-- Problem requirements --
Pictures stay out; everything else in the records below is copied exactly.

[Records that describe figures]
-=-=-

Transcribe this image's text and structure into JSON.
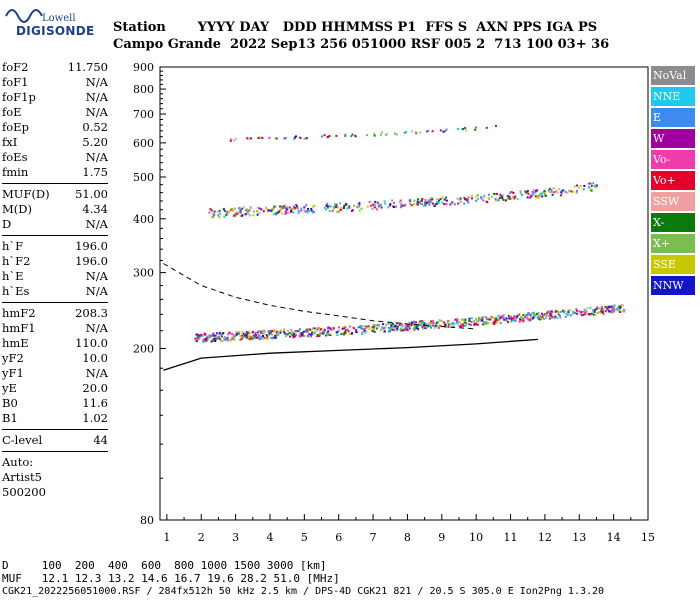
{
  "logo": {
    "top": "Lowell",
    "bottom": "DIGISONDE"
  },
  "header": {
    "line1": "Station       YYYY DAY   DDD HHMMSS P1  FFS S  AXN PPS IGA PS",
    "line2": "Campo Grande  2022 Sep13 256 051000 RSF 005 2  713 100 03+ 36"
  },
  "params": {
    "group1": [
      {
        "k": "foF2",
        "v": "11.750"
      },
      {
        "k": "foF1",
        "v": "N/A"
      },
      {
        "k": "foF1p",
        "v": "N/A"
      },
      {
        "k": "foE",
        "v": "N/A"
      },
      {
        "k": "foEp",
        "v": "0.52"
      },
      {
        "k": "fxI",
        "v": "5.20"
      },
      {
        "k": "foEs",
        "v": "N/A"
      },
      {
        "k": "fmin",
        "v": "1.75"
      }
    ],
    "group2": [
      {
        "k": "MUF(D)",
        "v": "51.00"
      },
      {
        "k": "M(D)",
        "v": "4.34"
      },
      {
        "k": "D",
        "v": "N/A"
      }
    ],
    "group3": [
      {
        "k": "h`F",
        "v": "196.0"
      },
      {
        "k": "h`F2",
        "v": "196.0"
      },
      {
        "k": "h`E",
        "v": "N/A"
      },
      {
        "k": "h`Es",
        "v": "N/A"
      }
    ],
    "group4": [
      {
        "k": "hmF2",
        "v": "208.3"
      },
      {
        "k": "hmF1",
        "v": "N/A"
      },
      {
        "k": "hmE",
        "v": "110.0"
      },
      {
        "k": "yF2",
        "v": "10.0"
      },
      {
        "k": "yF1",
        "v": "N/A"
      },
      {
        "k": "yE",
        "v": "20.0"
      },
      {
        "k": "B0",
        "v": "11.6"
      },
      {
        "k": "B1",
        "v": "1.02"
      }
    ],
    "clevel": {
      "k": "C-level",
      "v": "44"
    },
    "auto": [
      "Auto:",
      "Artist5",
      "500200"
    ]
  },
  "legend": [
    {
      "label": "NoVal",
      "color": "#8c8c8c"
    },
    {
      "label": "NNE",
      "color": "#1ec8f0"
    },
    {
      "label": "E",
      "color": "#3c8cf0"
    },
    {
      "label": "W",
      "color": "#a000a0"
    },
    {
      "label": "Vo-",
      "color": "#f03caa"
    },
    {
      "label": "Vo+",
      "color": "#e6002d"
    },
    {
      "label": "SSW",
      "color": "#f0a0a0"
    },
    {
      "label": "X-",
      "color": "#0a7a0a"
    },
    {
      "label": "X+",
      "color": "#78be50"
    },
    {
      "label": "SSE",
      "color": "#c8c800"
    },
    {
      "label": "NNW",
      "color": "#1414c8"
    }
  ],
  "chart_data": {
    "type": "scatter",
    "xlim": [
      0.8,
      15
    ],
    "xticks": [
      "1",
      "2",
      "3",
      "4",
      "5",
      "6",
      "7",
      "8",
      "9",
      "10",
      "11",
      "12",
      "13",
      "14",
      "15"
    ],
    "ylim": [
      80,
      900
    ],
    "yticks": [
      "80",
      "200",
      "300",
      "400",
      "500",
      "600",
      "700",
      "800",
      "900"
    ],
    "ytick_values": [
      80,
      200,
      300,
      400,
      500,
      600,
      700,
      800,
      900
    ],
    "y_scale": "log",
    "grid": false,
    "traces": [
      {
        "name": "F1",
        "x": [
          1.8,
          2.5,
          3.5,
          4.5,
          5.5,
          6.5,
          7.5,
          8.5,
          9.5,
          10.5,
          11.5,
          12.5,
          13.5,
          14.3
        ],
        "y": [
          210,
          212,
          214,
          216,
          218,
          220,
          223,
          226,
          229,
          232,
          236,
          240,
          244,
          248
        ]
      },
      {
        "name": "F2",
        "x": [
          2.2,
          3.5,
          5.0,
          6.5,
          8.0,
          9.5,
          11.0,
          12.5,
          13.5
        ],
        "y": [
          410,
          415,
          420,
          425,
          432,
          440,
          450,
          462,
          475
        ]
      },
      {
        "name": "F3",
        "x": [
          2.8,
          4.0,
          5.0,
          6.0,
          7.0,
          8.0,
          9.0,
          10.0,
          10.7
        ],
        "y": [
          612,
          616,
          620,
          625,
          630,
          636,
          642,
          650,
          660
        ]
      }
    ],
    "profile_solid": {
      "x": [
        0.9,
        2,
        4,
        6,
        8,
        10,
        11.8
      ],
      "y": [
        178,
        190,
        195,
        198,
        201,
        205,
        210
      ]
    },
    "profile_dashed": {
      "x": [
        0.9,
        2,
        3,
        4,
        5,
        6,
        7,
        8,
        9,
        10
      ],
      "y": [
        315,
        280,
        263,
        252,
        244,
        238,
        232,
        228,
        225,
        222
      ]
    }
  },
  "footer": {
    "line1": "D     100  200  400  600  800 1000 1500 3000 [km]",
    "line2": "MUF   12.1 12.3 13.2 14.6 16.7 19.6 28.2 51.0 [MHz]",
    "line3": "CGK21_2022256051000.RSF / 284fx512h 50 kHz 2.5 km / DPS-4D CGK21 821 / 20.5 S 305.0 E Ion2Png 1.3.20"
  }
}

-=-=-

-- Task response --
Transcribe this image's text and structure into JSON.
{
  "logo": {
    "top": "Lowell",
    "bottom": "DIGISONDE"
  },
  "header": {
    "line1": "Station       YYYY DAY   DDD HHMMSS P1  FFS S  AXN PPS IGA PS",
    "line2": "Campo Grande  2022 Sep13 256 051000 RSF 005 2  713 100 03+ 36"
  },
  "params": {
    "group1": [
      {
        "k": "foF2",
        "v": "11.750"
      },
      {
        "k": "foF1",
        "v": "N/A"
      },
      {
        "k": "foF1p",
        "v": "N/A"
      },
      {
        "k": "foE",
        "v": "N/A"
      },
      {
        "k": "foEp",
        "v": "0.52"
      },
      {
        "k": "fxI",
        "v": "5.20"
      },
      {
        "k": "foEs",
        "v": "N/A"
      },
      {
        "k": "fmin",
        "v": "1.75"
      }
    ],
    "group2": [
      {
        "k": "MUF(D)",
        "v": "51.00"
      },
      {
        "k": "M(D)",
        "v": "4.34"
      },
      {
        "k": "D",
        "v": "N/A"
      }
    ],
    "group3": [
      {
        "k": "h`F",
        "v": "196.0"
      },
      {
        "k": "h`F2",
        "v": "196.0"
      },
      {
        "k": "h`E",
        "v": "N/A"
      },
      {
        "k": "h`Es",
        "v": "N/A"
      }
    ],
    "group4": [
      {
        "k": "hmF2",
        "v": "208.3"
      },
      {
        "k": "hmF1",
        "v": "N/A"
      },
      {
        "k": "hmE",
        "v": "110.0"
      },
      {
        "k": "yF2",
        "v": "10.0"
      },
      {
        "k": "yF1",
        "v": "N/A"
      },
      {
        "k": "yE",
        "v": "20.0"
      },
      {
        "k": "B0",
        "v": "11.6"
      },
      {
        "k": "B1",
        "v": "1.02"
      }
    ],
    "clevel": {
      "k": "C-level",
      "v": "44"
    },
    "auto": [
      "Auto:",
      "Artist5",
      "500200"
    ]
  },
  "legend": [
    {
      "label": "NoVal",
      "color": "#8c8c8c"
    },
    {
      "label": "NNE",
      "color": "#1ec8f0"
    },
    {
      "label": "E",
      "color": "#3c8cf0"
    },
    {
      "label": "W",
      "color": "#a000a0"
    },
    {
      "label": "Vo-",
      "color": "#f03caa"
    },
    {
      "label": "Vo+",
      "color": "#e6002d"
    },
    {
      "label": "SSW",
      "color": "#f0a0a0"
    },
    {
      "label": "X-",
      "color": "#0a7a0a"
    },
    {
      "label": "X+",
      "color": "#78be50"
    },
    {
      "label": "SSE",
      "color": "#c8c800"
    },
    {
      "label": "NNW",
      "color": "#1414c8"
    }
  ],
  "chart_data": {
    "type": "scatter",
    "xlim": [
      0.8,
      15
    ],
    "xticks": [
      "1",
      "2",
      "3",
      "4",
      "5",
      "6",
      "7",
      "8",
      "9",
      "10",
      "11",
      "12",
      "13",
      "14",
      "15"
    ],
    "ylim": [
      80,
      900
    ],
    "yticks": [
      "80",
      "200",
      "300",
      "400",
      "500",
      "600",
      "700",
      "800",
      "900"
    ],
    "ytick_values": [
      80,
      200,
      300,
      400,
      500,
      600,
      700,
      800,
      900
    ],
    "y_scale": "log",
    "grid": false,
    "traces": [
      {
        "name": "F1",
        "x": [
          1.8,
          2.5,
          3.5,
          4.5,
          5.5,
          6.5,
          7.5,
          8.5,
          9.5,
          10.5,
          11.5,
          12.5,
          13.5,
          14.3
        ],
        "y": [
          210,
          212,
          214,
          216,
          218,
          220,
          223,
          226,
          229,
          232,
          236,
          240,
          244,
          248
        ]
      },
      {
        "name": "F2",
        "x": [
          2.2,
          3.5,
          5.0,
          6.5,
          8.0,
          9.5,
          11.0,
          12.5,
          13.5
        ],
        "y": [
          410,
          415,
          420,
          425,
          432,
          440,
          450,
          462,
          475
        ]
      },
      {
        "name": "F3",
        "x": [
          2.8,
          4.0,
          5.0,
          6.0,
          7.0,
          8.0,
          9.0,
          10.0,
          10.7
        ],
        "y": [
          612,
          616,
          620,
          625,
          630,
          636,
          642,
          650,
          660
        ]
      }
    ],
    "profile_solid": {
      "x": [
        0.9,
        2,
        4,
        6,
        8,
        10,
        11.8
      ],
      "y": [
        178,
        190,
        195,
        198,
        201,
        205,
        210
      ]
    },
    "profile_dashed": {
      "x": [
        0.9,
        2,
        3,
        4,
        5,
        6,
        7,
        8,
        9,
        10
      ],
      "y": [
        315,
        280,
        263,
        252,
        244,
        238,
        232,
        228,
        225,
        222
      ]
    }
  },
  "footer": {
    "line1": "D     100  200  400  600  800 1000 1500 3000 [km]",
    "line2": "MUF   12.1 12.3 13.2 14.6 16.7 19.6 28.2 51.0 [MHz]",
    "line3": "CGK21_2022256051000.RSF / 284fx512h 50 kHz 2.5 km / DPS-4D CGK21 821 / 20.5 S 305.0 E Ion2Png 1.3.20"
  }
}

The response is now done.